Written request:
Count how many lines hold the string "meaning". Answer with that number and nothing more.

Data extracted from a collection
○ ○ ○ ○ ○

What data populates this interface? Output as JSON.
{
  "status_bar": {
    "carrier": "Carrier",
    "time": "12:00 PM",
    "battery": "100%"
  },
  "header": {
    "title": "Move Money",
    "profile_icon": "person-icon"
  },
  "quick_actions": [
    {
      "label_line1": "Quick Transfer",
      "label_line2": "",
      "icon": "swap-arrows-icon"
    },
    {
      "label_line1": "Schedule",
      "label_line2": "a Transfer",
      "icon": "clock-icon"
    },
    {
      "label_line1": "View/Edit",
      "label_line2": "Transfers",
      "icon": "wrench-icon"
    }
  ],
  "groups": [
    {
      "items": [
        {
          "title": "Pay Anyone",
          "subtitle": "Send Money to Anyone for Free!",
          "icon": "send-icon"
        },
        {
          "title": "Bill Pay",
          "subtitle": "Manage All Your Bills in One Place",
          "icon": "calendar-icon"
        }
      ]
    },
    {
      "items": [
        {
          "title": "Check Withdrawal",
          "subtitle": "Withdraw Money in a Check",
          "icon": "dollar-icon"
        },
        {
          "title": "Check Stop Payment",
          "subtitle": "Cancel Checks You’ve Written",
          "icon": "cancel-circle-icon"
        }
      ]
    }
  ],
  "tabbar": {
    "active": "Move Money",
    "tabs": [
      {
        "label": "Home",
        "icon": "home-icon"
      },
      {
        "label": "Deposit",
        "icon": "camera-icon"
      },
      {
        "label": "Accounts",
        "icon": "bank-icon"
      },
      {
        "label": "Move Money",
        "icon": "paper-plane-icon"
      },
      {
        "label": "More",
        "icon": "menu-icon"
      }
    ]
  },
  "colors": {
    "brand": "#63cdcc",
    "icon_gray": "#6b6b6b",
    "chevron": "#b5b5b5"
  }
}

○ ○ ○ ○ ○

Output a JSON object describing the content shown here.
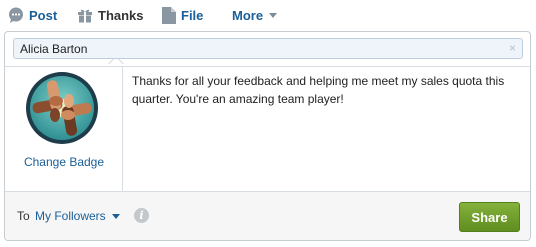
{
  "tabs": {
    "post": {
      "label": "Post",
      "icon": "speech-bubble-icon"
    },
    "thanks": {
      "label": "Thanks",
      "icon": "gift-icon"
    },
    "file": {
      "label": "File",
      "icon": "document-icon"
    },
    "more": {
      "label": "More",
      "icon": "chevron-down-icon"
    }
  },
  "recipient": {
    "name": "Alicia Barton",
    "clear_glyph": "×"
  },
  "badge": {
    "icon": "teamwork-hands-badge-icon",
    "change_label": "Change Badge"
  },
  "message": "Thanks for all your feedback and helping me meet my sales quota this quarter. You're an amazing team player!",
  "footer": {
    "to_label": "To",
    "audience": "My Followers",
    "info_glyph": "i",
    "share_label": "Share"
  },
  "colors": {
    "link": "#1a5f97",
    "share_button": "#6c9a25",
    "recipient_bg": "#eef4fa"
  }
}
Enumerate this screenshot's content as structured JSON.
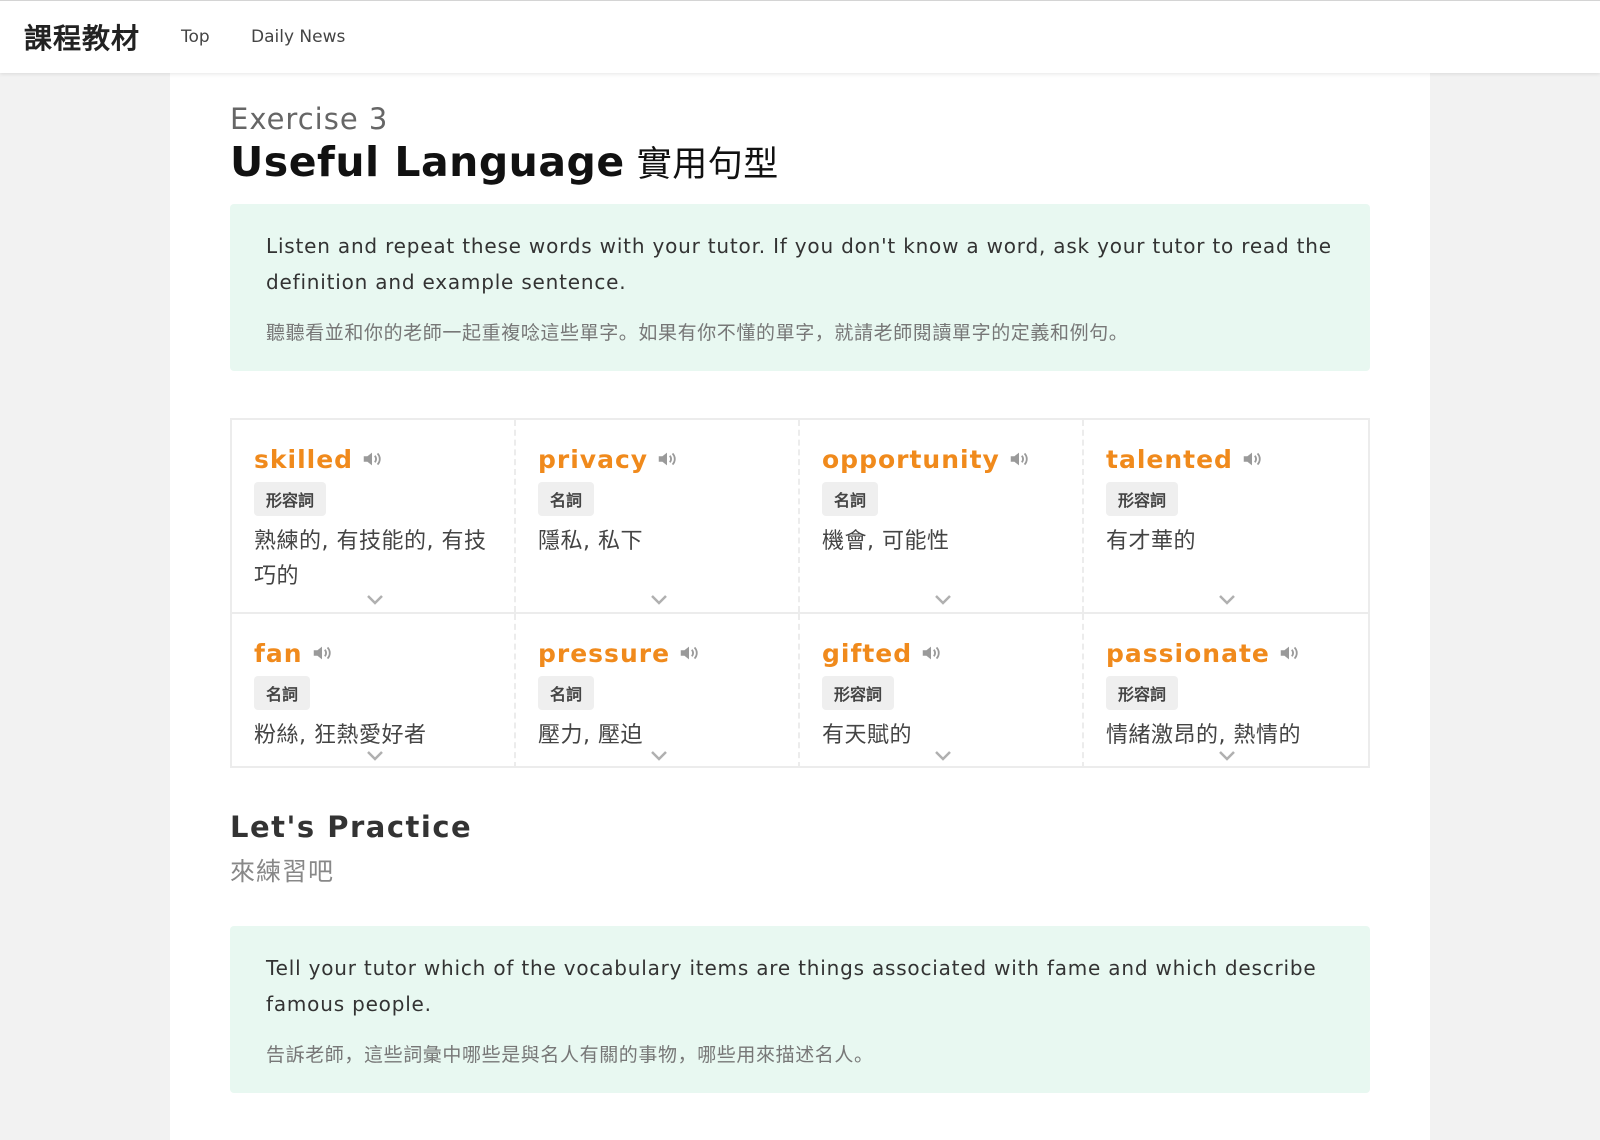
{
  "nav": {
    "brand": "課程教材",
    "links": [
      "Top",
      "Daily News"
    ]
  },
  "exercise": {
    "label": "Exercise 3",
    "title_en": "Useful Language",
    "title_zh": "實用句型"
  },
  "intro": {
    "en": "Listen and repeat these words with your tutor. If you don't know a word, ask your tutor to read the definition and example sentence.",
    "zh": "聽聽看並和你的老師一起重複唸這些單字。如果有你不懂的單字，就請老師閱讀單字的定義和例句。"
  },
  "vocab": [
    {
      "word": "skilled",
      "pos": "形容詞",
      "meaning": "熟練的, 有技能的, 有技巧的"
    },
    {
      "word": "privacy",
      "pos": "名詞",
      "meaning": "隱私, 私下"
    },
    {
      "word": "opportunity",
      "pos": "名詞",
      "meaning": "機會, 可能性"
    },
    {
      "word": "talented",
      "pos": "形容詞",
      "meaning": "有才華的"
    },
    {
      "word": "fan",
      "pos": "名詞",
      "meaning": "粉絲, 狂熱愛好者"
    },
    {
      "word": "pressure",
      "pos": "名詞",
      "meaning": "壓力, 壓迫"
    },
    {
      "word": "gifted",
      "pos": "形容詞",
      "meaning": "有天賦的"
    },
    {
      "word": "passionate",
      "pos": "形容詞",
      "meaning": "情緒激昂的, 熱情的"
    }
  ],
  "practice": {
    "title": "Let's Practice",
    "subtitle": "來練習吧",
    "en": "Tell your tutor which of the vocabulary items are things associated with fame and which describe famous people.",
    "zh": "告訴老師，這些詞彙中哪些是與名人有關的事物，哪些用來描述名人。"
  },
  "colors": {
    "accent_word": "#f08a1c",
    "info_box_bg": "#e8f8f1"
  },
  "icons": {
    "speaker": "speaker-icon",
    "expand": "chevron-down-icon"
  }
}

○ ○ ○ ○ ○

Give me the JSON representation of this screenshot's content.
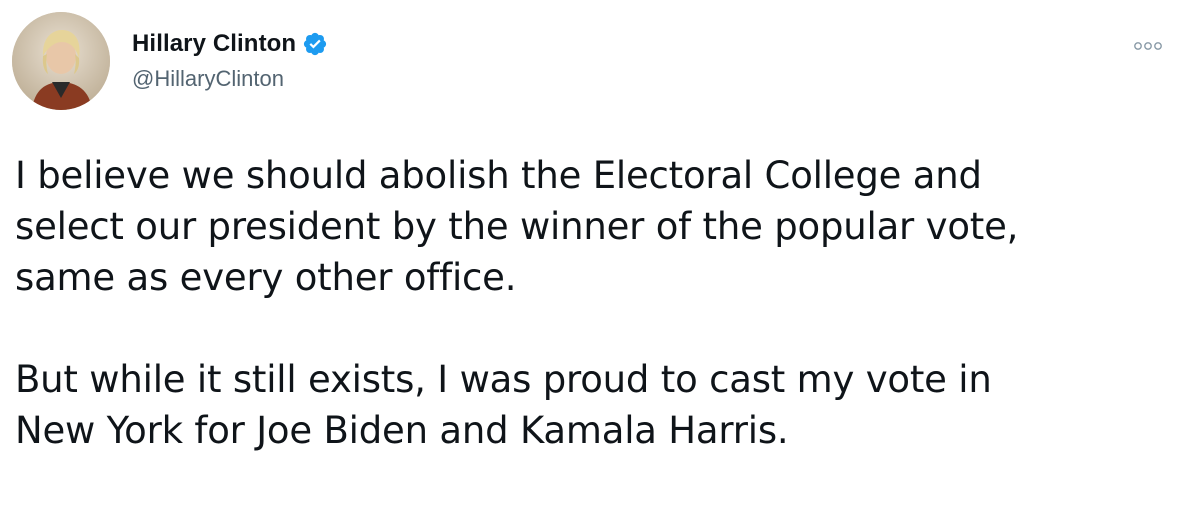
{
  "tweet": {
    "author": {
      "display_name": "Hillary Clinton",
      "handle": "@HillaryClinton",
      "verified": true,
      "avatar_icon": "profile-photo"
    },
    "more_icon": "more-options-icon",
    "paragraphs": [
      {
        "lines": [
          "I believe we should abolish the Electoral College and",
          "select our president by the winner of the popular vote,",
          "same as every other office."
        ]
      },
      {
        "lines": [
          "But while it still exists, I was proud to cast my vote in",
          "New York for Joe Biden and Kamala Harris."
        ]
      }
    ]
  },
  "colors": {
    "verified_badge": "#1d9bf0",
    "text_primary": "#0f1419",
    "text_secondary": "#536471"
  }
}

○ ○ ○ ○ ○

Solution to the exercise:
8